** Start Data **

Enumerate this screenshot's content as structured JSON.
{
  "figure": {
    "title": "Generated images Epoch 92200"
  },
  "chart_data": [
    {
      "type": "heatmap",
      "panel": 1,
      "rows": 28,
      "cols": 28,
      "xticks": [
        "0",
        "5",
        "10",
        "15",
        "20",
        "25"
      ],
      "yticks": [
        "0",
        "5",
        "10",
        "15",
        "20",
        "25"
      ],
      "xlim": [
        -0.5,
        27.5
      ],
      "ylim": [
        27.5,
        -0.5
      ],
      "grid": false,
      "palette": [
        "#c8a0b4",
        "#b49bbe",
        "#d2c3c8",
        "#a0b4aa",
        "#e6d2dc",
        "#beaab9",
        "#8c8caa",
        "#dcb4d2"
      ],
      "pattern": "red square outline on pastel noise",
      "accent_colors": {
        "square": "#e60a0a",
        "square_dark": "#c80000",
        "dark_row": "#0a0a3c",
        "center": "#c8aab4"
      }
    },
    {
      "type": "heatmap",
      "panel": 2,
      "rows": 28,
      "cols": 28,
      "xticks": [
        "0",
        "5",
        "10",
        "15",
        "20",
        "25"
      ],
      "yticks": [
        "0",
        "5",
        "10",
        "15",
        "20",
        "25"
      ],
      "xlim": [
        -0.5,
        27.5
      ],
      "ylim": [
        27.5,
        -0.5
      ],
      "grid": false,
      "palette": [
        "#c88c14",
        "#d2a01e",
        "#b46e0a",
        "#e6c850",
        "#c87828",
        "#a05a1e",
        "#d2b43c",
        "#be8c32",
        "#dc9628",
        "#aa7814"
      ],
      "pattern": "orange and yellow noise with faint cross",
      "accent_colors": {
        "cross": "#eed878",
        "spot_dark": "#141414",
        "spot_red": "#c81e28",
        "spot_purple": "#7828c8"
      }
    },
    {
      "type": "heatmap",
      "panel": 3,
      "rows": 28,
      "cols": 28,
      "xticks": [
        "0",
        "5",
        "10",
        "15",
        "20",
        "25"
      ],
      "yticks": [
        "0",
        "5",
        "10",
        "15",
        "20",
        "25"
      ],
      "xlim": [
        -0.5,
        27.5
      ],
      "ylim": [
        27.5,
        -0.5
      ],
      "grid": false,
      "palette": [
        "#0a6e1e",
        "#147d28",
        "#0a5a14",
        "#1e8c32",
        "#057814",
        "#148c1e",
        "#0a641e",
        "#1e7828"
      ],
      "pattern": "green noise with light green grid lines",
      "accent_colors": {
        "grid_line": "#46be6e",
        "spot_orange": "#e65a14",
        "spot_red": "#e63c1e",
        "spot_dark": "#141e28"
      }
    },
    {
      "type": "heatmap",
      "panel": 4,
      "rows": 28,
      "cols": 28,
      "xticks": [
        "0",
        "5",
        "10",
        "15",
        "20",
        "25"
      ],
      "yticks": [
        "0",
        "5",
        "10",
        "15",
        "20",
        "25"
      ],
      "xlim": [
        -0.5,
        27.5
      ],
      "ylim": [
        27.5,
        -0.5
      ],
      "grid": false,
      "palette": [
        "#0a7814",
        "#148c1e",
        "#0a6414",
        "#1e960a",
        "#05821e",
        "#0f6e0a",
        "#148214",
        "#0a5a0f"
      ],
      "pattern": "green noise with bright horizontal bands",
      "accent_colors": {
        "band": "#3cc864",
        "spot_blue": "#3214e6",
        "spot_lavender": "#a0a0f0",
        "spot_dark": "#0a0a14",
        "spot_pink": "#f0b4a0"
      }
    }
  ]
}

** End Data **

◆ What needs to be done ◆
Search the records for the string "green" and return every line in which it occurs.

◆ Solution ◆
      "pattern": "green noise with light green grid lines",
      "pattern": "green noise with bright horizontal bands",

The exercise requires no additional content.